__What this task involves__
The listing below should be copied in full, word for word.

(Collected data)
################

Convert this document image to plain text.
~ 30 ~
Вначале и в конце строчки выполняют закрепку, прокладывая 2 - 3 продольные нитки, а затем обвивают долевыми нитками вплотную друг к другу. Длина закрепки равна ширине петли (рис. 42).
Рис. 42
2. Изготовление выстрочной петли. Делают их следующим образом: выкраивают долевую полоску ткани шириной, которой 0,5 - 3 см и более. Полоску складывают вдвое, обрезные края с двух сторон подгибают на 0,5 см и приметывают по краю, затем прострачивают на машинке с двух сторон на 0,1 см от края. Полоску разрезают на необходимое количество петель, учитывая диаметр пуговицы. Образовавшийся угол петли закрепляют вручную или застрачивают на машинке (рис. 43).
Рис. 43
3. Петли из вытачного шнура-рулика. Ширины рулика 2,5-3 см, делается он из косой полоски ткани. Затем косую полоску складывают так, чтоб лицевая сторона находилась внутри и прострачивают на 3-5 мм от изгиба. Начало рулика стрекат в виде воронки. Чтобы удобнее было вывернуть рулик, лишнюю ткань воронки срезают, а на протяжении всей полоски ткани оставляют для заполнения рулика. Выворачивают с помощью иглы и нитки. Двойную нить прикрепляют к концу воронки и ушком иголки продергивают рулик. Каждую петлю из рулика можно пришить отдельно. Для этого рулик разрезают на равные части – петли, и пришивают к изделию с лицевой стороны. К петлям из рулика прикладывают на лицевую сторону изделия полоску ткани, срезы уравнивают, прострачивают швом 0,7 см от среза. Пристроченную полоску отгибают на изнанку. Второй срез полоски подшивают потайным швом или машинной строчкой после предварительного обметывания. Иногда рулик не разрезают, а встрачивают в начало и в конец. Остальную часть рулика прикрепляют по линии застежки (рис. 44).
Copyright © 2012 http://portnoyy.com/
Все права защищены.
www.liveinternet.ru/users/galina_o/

################

__Answer for the task__
Convert this document image to plain text.
~ 30 ~
Вначале и в конце строчки выполняют закрепку, прокладывая 2 - 3 продольные нитки, а затем обвивают долевыми нитками вплотную друг к другу. Длина закрепки равна ширине петли (рис. 42).
Рис. 42
2. Изготовление выстрочной петли. Делают их следующим образом: выкраивают долевую полоску ткани шириной, которой 0,5 - 3 см и более. Полоску складывают вдвое, обрезные края с двух сторон подгибают на 0,5 см и приметывают по краю, затем прострачивают на машинке с двух сторон на 0,1 см от края. Полоску разрезают на необходимое количество петель, учитывая диаметр пуговицы. Образовавшийся угол петли закрепляют вручную или застрачивают на машинке (рис. 43).
Рис. 43
3. Петли из вытачного шнура-рулика. Ширины рулика 2,5-3 см, делается он из косой полоски ткани. Затем косую полоску складывают так, чтоб лицевая сторона находилась внутри и прострачивают на 3-5 мм от изгиба. Начало рулика стрекат в виде воронки. Чтобы удобнее было вывернуть рулик, лишнюю ткань воронки срезают, а на протяжении всей полоски ткани оставляют для заполнения рулика. Выворачивают с помощью иглы и нитки. Двойную нить прикрепляют к концу воронки и ушком иголки продергивают рулик. Каждую петлю из рулика можно пришить отдельно. Для этого рулик разрезают на равные части – петли, и пришивают к изделию с лицевой стороны. К петлям из рулика прикладывают на лицевую сторону изделия полоску ткани, срезы уравнивают, прострачивают швом 0,7 см от среза. Пристроченную полоску отгибают на изнанку. Второй срез полоски подшивают потайным швом или машинной строчкой после предварительного обметывания. Иногда рулик не разрезают, а встрачивают в начало и в конец. Остальную часть рулика прикрепляют по линии застежки (рис. 44).
Copyright © 2012 http://portnoyy.com/
Все права защищены.
www.liveinternet.ru/users/galina_o/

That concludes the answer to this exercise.